RECORDS FOR THE TASK —
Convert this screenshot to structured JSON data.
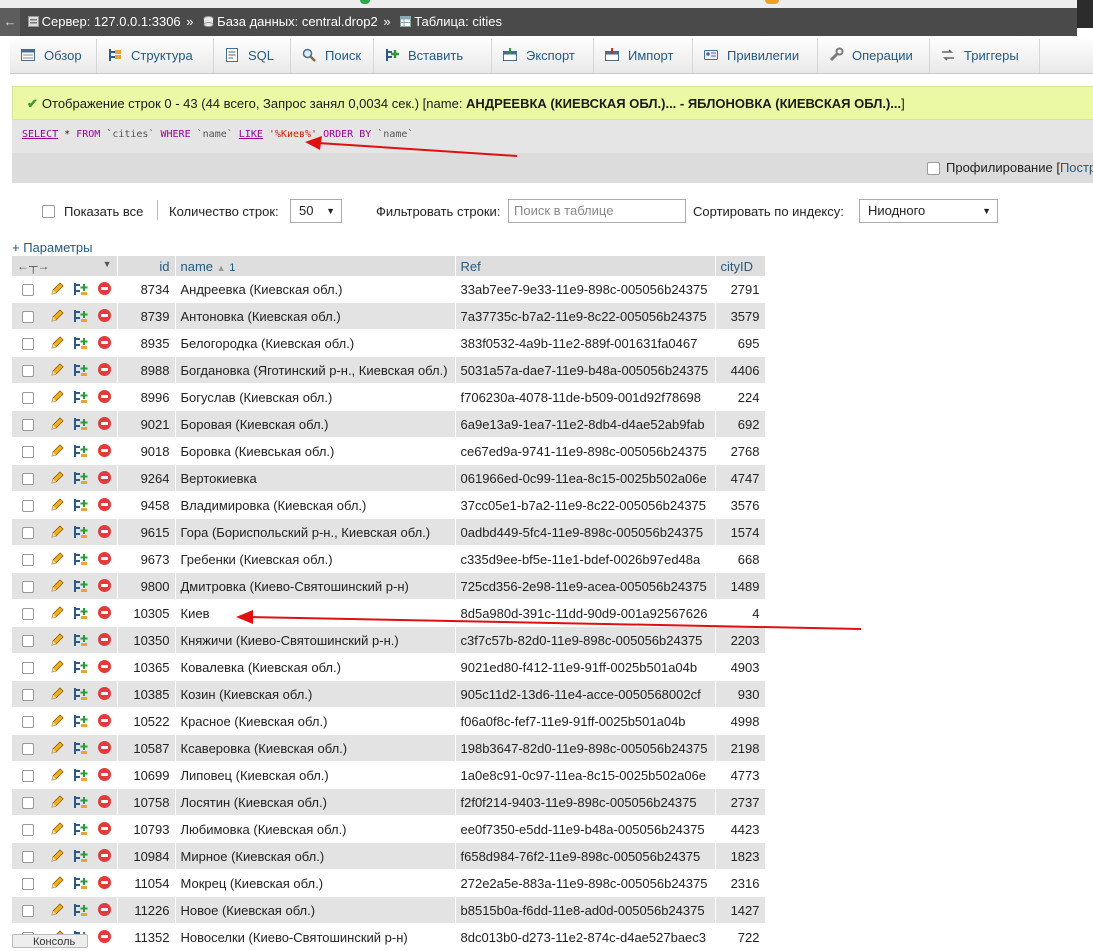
{
  "breadcrumb": {
    "server": "Сервер: 127.0.0.1:3306",
    "database": "База данных: central.drop2",
    "table": "Таблица: cities",
    "separator": "»"
  },
  "tabs": [
    {
      "label": "Обзор",
      "icon": "browse-icon"
    },
    {
      "label": "Структура",
      "icon": "structure-icon"
    },
    {
      "label": "SQL",
      "icon": "sql-icon"
    },
    {
      "label": "Поиск",
      "icon": "search-icon"
    },
    {
      "label": "Вставить",
      "icon": "insert-icon"
    },
    {
      "label": "Экспорт",
      "icon": "export-icon"
    },
    {
      "label": "Импорт",
      "icon": "import-icon"
    },
    {
      "label": "Привилегии",
      "icon": "privileges-icon"
    },
    {
      "label": "Операции",
      "icon": "operations-icon"
    },
    {
      "label": "Триггеры",
      "icon": "triggers-icon"
    }
  ],
  "success": {
    "prefix": "Отображение строк 0 - 43 (44 всего, Запрос занял 0,0034 сек.) [name: ",
    "bold": "АНДРЕЕВКА (КИЕВСКАЯ ОБЛ.)... - ЯБЛОНОВКА (КИЕВСКАЯ ОБЛ.)...",
    "suffix": "]"
  },
  "sql": {
    "select": "SELECT",
    "mid1": " * ",
    "from": "FROM",
    "table": " `cities` ",
    "where": "WHERE",
    "col": " `name` ",
    "like": "LIKE",
    "pattern": " '%Киев%' ",
    "orderby": "ORDER BY",
    "order_col": " `name`"
  },
  "profiling": {
    "label": "Профилирование [",
    "link": "Постр"
  },
  "controls": {
    "show_all": "Показать все",
    "rows_label": "Количество строк:",
    "rows_value": "50",
    "filter_label": "Фильтровать строки:",
    "filter_placeholder": "Поиск в таблице",
    "sort_label": "Сортировать по индексу:",
    "sort_value": "Ниодного",
    "params": "+ Параметры"
  },
  "table": {
    "columns": {
      "id": "id",
      "name": "name",
      "name_sort": "1",
      "ref": "Ref",
      "cityid": "cityID"
    },
    "rows": [
      {
        "id": "8734",
        "name": "Андреевка (Киевская обл.)",
        "ref": "33ab7ee7-9e33-11e9-898c-005056b24375",
        "cityid": "2791"
      },
      {
        "id": "8739",
        "name": "Антоновка (Киевская обл.)",
        "ref": "7a37735c-b7a2-11e9-8c22-005056b24375",
        "cityid": "3579"
      },
      {
        "id": "8935",
        "name": "Белогородка (Киевская обл.)",
        "ref": "383f0532-4a9b-11e2-889f-001631fa0467",
        "cityid": "695"
      },
      {
        "id": "8988",
        "name": "Богдановка (Яготинский р-н., Киевская обл.)",
        "ref": "5031a57a-dae7-11e9-b48a-005056b24375",
        "cityid": "4406"
      },
      {
        "id": "8996",
        "name": "Богуслав (Киевская обл.)",
        "ref": "f706230a-4078-11de-b509-001d92f78698",
        "cityid": "224"
      },
      {
        "id": "9021",
        "name": "Боровая (Киевская обл.)",
        "ref": "6a9e13a9-1ea7-11e2-8db4-d4ae52ab9fab",
        "cityid": "692"
      },
      {
        "id": "9018",
        "name": "Боровка (Киевськая обл.)",
        "ref": "ce67ed9a-9741-11e9-898c-005056b24375",
        "cityid": "2768"
      },
      {
        "id": "9264",
        "name": "Вертокиевка",
        "ref": "061966ed-0c99-11ea-8c15-0025b502a06e",
        "cityid": "4747"
      },
      {
        "id": "9458",
        "name": "Владимировка (Киевская обл.)",
        "ref": "37cc05e1-b7a2-11e9-8c22-005056b24375",
        "cityid": "3576"
      },
      {
        "id": "9615",
        "name": "Гора (Бориспольский р-н., Киевская обл.)",
        "ref": "0adbd449-5fc4-11e9-898c-005056b24375",
        "cityid": "1574"
      },
      {
        "id": "9673",
        "name": "Гребенки (Киевская обл.)",
        "ref": "c335d9ee-bf5e-11e1-bdef-0026b97ed48a",
        "cityid": "668"
      },
      {
        "id": "9800",
        "name": "Дмитровка (Киево-Святошинский р-н)",
        "ref": "725cd356-2e98-11e9-acea-005056b24375",
        "cityid": "1489"
      },
      {
        "id": "10305",
        "name": "Киев",
        "ref": "8d5a980d-391c-11dd-90d9-001a92567626",
        "cityid": "4"
      },
      {
        "id": "10350",
        "name": "Княжичи (Киево-Святошинский р-н.)",
        "ref": "c3f7c57b-82d0-11e9-898c-005056b24375",
        "cityid": "2203"
      },
      {
        "id": "10365",
        "name": "Ковалевка (Киевская обл.)",
        "ref": "9021ed80-f412-11e9-91ff-0025b501a04b",
        "cityid": "4903"
      },
      {
        "id": "10385",
        "name": "Козин (Киевская обл.)",
        "ref": "905c11d2-13d6-11e4-acce-0050568002cf",
        "cityid": "930"
      },
      {
        "id": "10522",
        "name": "Красное (Киевская обл.)",
        "ref": "f06a0f8c-fef7-11e9-91ff-0025b501a04b",
        "cityid": "4998"
      },
      {
        "id": "10587",
        "name": "Ксаверовка (Киевская обл.)",
        "ref": "198b3647-82d0-11e9-898c-005056b24375",
        "cityid": "2198"
      },
      {
        "id": "10699",
        "name": "Липовец (Киевская обл.)",
        "ref": "1a0e8c91-0c97-11ea-8c15-0025b502a06e",
        "cityid": "4773"
      },
      {
        "id": "10758",
        "name": "Лосятин (Киевская обл.)",
        "ref": "f2f0f214-9403-11e9-898c-005056b24375",
        "cityid": "2737"
      },
      {
        "id": "10793",
        "name": "Любимовка (Киевская обл.)",
        "ref": "ee0f7350-e5dd-11e9-b48a-005056b24375",
        "cityid": "4423"
      },
      {
        "id": "10984",
        "name": "Мирное (Киевская обл.)",
        "ref": "f658d984-76f2-11e9-898c-005056b24375",
        "cityid": "1823"
      },
      {
        "id": "11054",
        "name": "Мокрец (Киевская обл.)",
        "ref": "272e2a5e-883a-11e9-898c-005056b24375",
        "cityid": "2316"
      },
      {
        "id": "11226",
        "name": "Новое (Киевская обл.)",
        "ref": "b8515b0a-f6dd-11e8-ad0d-005056b24375",
        "cityid": "1427"
      },
      {
        "id": "11352",
        "name": "Новоселки (Киево-Святошинский р-н)",
        "ref": "8dc013b0-d273-11e2-874c-d4ae527baec3",
        "cityid": "722"
      }
    ]
  },
  "bottom": {
    "console": "Консоль"
  },
  "colors": {
    "link": "#235a81",
    "success_bg": "#ebf8a4",
    "arrow": "#e01010",
    "header_bg": "#4a4a4a"
  }
}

WRITTEN INSTRUCTION — Reproduce all of the data exactly; the pictures do not belong in the copy.

CORRECT RESULT —
Convert this screenshot to structured JSON data.
{
  "breadcrumb": {
    "server": "Сервер: 127.0.0.1:3306",
    "database": "База данных: central.drop2",
    "table": "Таблица: cities",
    "separator": "»"
  },
  "tabs": [
    {
      "label": "Обзор",
      "icon": "browse-icon"
    },
    {
      "label": "Структура",
      "icon": "structure-icon"
    },
    {
      "label": "SQL",
      "icon": "sql-icon"
    },
    {
      "label": "Поиск",
      "icon": "search-icon"
    },
    {
      "label": "Вставить",
      "icon": "insert-icon"
    },
    {
      "label": "Экспорт",
      "icon": "export-icon"
    },
    {
      "label": "Импорт",
      "icon": "import-icon"
    },
    {
      "label": "Привилегии",
      "icon": "privileges-icon"
    },
    {
      "label": "Операции",
      "icon": "operations-icon"
    },
    {
      "label": "Триггеры",
      "icon": "triggers-icon"
    }
  ],
  "success": {
    "prefix": "Отображение строк 0 - 43 (44 всего, Запрос занял 0,0034 сек.) [name: ",
    "bold": "АНДРЕЕВКА (КИЕВСКАЯ ОБЛ.)... - ЯБЛОНОВКА (КИЕВСКАЯ ОБЛ.)...",
    "suffix": "]"
  },
  "sql": {
    "select": "SELECT",
    "mid1": " * ",
    "from": "FROM",
    "table": " `cities` ",
    "where": "WHERE",
    "col": " `name` ",
    "like": "LIKE",
    "pattern": " '%Киев%' ",
    "orderby": "ORDER BY",
    "order_col": " `name`"
  },
  "profiling": {
    "label": "Профилирование [",
    "link": "Постр"
  },
  "controls": {
    "show_all": "Показать все",
    "rows_label": "Количество строк:",
    "rows_value": "50",
    "filter_label": "Фильтровать строки:",
    "filter_placeholder": "Поиск в таблице",
    "sort_label": "Сортировать по индексу:",
    "sort_value": "Ниодного",
    "params": "+ Параметры"
  },
  "table": {
    "columns": {
      "id": "id",
      "name": "name",
      "name_sort": "1",
      "ref": "Ref",
      "cityid": "cityID"
    },
    "rows": [
      {
        "id": "8734",
        "name": "Андреевка (Киевская обл.)",
        "ref": "33ab7ee7-9e33-11e9-898c-005056b24375",
        "cityid": "2791"
      },
      {
        "id": "8739",
        "name": "Антоновка (Киевская обл.)",
        "ref": "7a37735c-b7a2-11e9-8c22-005056b24375",
        "cityid": "3579"
      },
      {
        "id": "8935",
        "name": "Белогородка (Киевская обл.)",
        "ref": "383f0532-4a9b-11e2-889f-001631fa0467",
        "cityid": "695"
      },
      {
        "id": "8988",
        "name": "Богдановка (Яготинский р-н., Киевская обл.)",
        "ref": "5031a57a-dae7-11e9-b48a-005056b24375",
        "cityid": "4406"
      },
      {
        "id": "8996",
        "name": "Богуслав (Киевская обл.)",
        "ref": "f706230a-4078-11de-b509-001d92f78698",
        "cityid": "224"
      },
      {
        "id": "9021",
        "name": "Боровая (Киевская обл.)",
        "ref": "6a9e13a9-1ea7-11e2-8db4-d4ae52ab9fab",
        "cityid": "692"
      },
      {
        "id": "9018",
        "name": "Боровка (Киевськая обл.)",
        "ref": "ce67ed9a-9741-11e9-898c-005056b24375",
        "cityid": "2768"
      },
      {
        "id": "9264",
        "name": "Вертокиевка",
        "ref": "061966ed-0c99-11ea-8c15-0025b502a06e",
        "cityid": "4747"
      },
      {
        "id": "9458",
        "name": "Владимировка (Киевская обл.)",
        "ref": "37cc05e1-b7a2-11e9-8c22-005056b24375",
        "cityid": "3576"
      },
      {
        "id": "9615",
        "name": "Гора (Бориспольский р-н., Киевская обл.)",
        "ref": "0adbd449-5fc4-11e9-898c-005056b24375",
        "cityid": "1574"
      },
      {
        "id": "9673",
        "name": "Гребенки (Киевская обл.)",
        "ref": "c335d9ee-bf5e-11e1-bdef-0026b97ed48a",
        "cityid": "668"
      },
      {
        "id": "9800",
        "name": "Дмитровка (Киево-Святошинский р-н)",
        "ref": "725cd356-2e98-11e9-acea-005056b24375",
        "cityid": "1489"
      },
      {
        "id": "10305",
        "name": "Киев",
        "ref": "8d5a980d-391c-11dd-90d9-001a92567626",
        "cityid": "4"
      },
      {
        "id": "10350",
        "name": "Княжичи (Киево-Святошинский р-н.)",
        "ref": "c3f7c57b-82d0-11e9-898c-005056b24375",
        "cityid": "2203"
      },
      {
        "id": "10365",
        "name": "Ковалевка (Киевская обл.)",
        "ref": "9021ed80-f412-11e9-91ff-0025b501a04b",
        "cityid": "4903"
      },
      {
        "id": "10385",
        "name": "Козин (Киевская обл.)",
        "ref": "905c11d2-13d6-11e4-acce-0050568002cf",
        "cityid": "930"
      },
      {
        "id": "10522",
        "name": "Красное (Киевская обл.)",
        "ref": "f06a0f8c-fef7-11e9-91ff-0025b501a04b",
        "cityid": "4998"
      },
      {
        "id": "10587",
        "name": "Ксаверовка (Киевская обл.)",
        "ref": "198b3647-82d0-11e9-898c-005056b24375",
        "cityid": "2198"
      },
      {
        "id": "10699",
        "name": "Липовец (Киевская обл.)",
        "ref": "1a0e8c91-0c97-11ea-8c15-0025b502a06e",
        "cityid": "4773"
      },
      {
        "id": "10758",
        "name": "Лосятин (Киевская обл.)",
        "ref": "f2f0f214-9403-11e9-898c-005056b24375",
        "cityid": "2737"
      },
      {
        "id": "10793",
        "name": "Любимовка (Киевская обл.)",
        "ref": "ee0f7350-e5dd-11e9-b48a-005056b24375",
        "cityid": "4423"
      },
      {
        "id": "10984",
        "name": "Мирное (Киевская обл.)",
        "ref": "f658d984-76f2-11e9-898c-005056b24375",
        "cityid": "1823"
      },
      {
        "id": "11054",
        "name": "Мокрец (Киевская обл.)",
        "ref": "272e2a5e-883a-11e9-898c-005056b24375",
        "cityid": "2316"
      },
      {
        "id": "11226",
        "name": "Новое (Киевская обл.)",
        "ref": "b8515b0a-f6dd-11e8-ad0d-005056b24375",
        "cityid": "1427"
      },
      {
        "id": "11352",
        "name": "Новоселки (Киево-Святошинский р-н)",
        "ref": "8dc013b0-d273-11e2-874c-d4ae527baec3",
        "cityid": "722"
      }
    ]
  },
  "bottom": {
    "console": "Консоль"
  },
  "colors": {
    "link": "#235a81",
    "success_bg": "#ebf8a4",
    "arrow": "#e01010",
    "header_bg": "#4a4a4a"
  }
}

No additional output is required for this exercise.